Figure collection entries
* * * *

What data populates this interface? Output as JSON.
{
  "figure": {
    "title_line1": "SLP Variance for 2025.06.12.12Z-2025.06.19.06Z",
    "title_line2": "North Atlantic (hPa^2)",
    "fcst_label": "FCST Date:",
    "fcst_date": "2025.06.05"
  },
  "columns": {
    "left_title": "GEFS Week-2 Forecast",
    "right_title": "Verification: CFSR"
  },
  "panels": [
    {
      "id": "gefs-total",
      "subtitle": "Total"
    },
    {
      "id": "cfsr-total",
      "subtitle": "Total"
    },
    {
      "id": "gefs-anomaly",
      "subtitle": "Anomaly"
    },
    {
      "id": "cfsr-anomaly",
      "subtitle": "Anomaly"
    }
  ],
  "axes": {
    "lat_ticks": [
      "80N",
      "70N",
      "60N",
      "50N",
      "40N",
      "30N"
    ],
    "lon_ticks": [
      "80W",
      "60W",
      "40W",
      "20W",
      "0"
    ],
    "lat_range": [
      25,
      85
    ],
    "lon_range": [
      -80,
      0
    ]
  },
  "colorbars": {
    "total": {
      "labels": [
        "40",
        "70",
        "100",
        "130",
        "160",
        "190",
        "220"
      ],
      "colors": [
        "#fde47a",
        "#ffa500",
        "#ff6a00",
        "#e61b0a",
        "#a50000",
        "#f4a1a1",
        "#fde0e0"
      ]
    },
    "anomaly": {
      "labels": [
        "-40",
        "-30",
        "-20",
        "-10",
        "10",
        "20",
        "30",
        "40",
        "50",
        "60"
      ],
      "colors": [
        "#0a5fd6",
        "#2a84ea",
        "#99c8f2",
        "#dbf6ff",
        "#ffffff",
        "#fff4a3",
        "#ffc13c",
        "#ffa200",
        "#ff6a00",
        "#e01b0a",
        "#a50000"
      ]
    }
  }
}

* * * *

Aim of the exercise
Copy out the whole listing exactly.

Exercise output
What data populates this interface? Output as JSON.
{
  "figure": {
    "title_line1": "SLP Variance for 2025.06.12.12Z-2025.06.19.06Z",
    "title_line2": "North Atlantic (hPa^2)",
    "fcst_label": "FCST Date:",
    "fcst_date": "2025.06.05"
  },
  "columns": {
    "left_title": "GEFS Week-2 Forecast",
    "right_title": "Verification: CFSR"
  },
  "panels": [
    {
      "id": "gefs-total",
      "subtitle": "Total"
    },
    {
      "id": "cfsr-total",
      "subtitle": "Total"
    },
    {
      "id": "gefs-anomaly",
      "subtitle": "Anomaly"
    },
    {
      "id": "cfsr-anomaly",
      "subtitle": "Anomaly"
    }
  ],
  "axes": {
    "lat_ticks": [
      "80N",
      "70N",
      "60N",
      "50N",
      "40N",
      "30N"
    ],
    "lon_ticks": [
      "80W",
      "60W",
      "40W",
      "20W",
      "0"
    ],
    "lat_range": [
      25,
      85
    ],
    "lon_range": [
      -80,
      0
    ]
  },
  "colorbars": {
    "total": {
      "labels": [
        "40",
        "70",
        "100",
        "130",
        "160",
        "190",
        "220"
      ],
      "colors": [
        "#fde47a",
        "#ffa500",
        "#ff6a00",
        "#e61b0a",
        "#a50000",
        "#f4a1a1",
        "#fde0e0"
      ]
    },
    "anomaly": {
      "labels": [
        "-40",
        "-30",
        "-20",
        "-10",
        "10",
        "20",
        "30",
        "40",
        "50",
        "60"
      ],
      "colors": [
        "#0a5fd6",
        "#2a84ea",
        "#99c8f2",
        "#dbf6ff",
        "#ffffff",
        "#fff4a3",
        "#ffc13c",
        "#ffa200",
        "#ff6a00",
        "#e01b0a",
        "#a50000"
      ]
    }
  }
}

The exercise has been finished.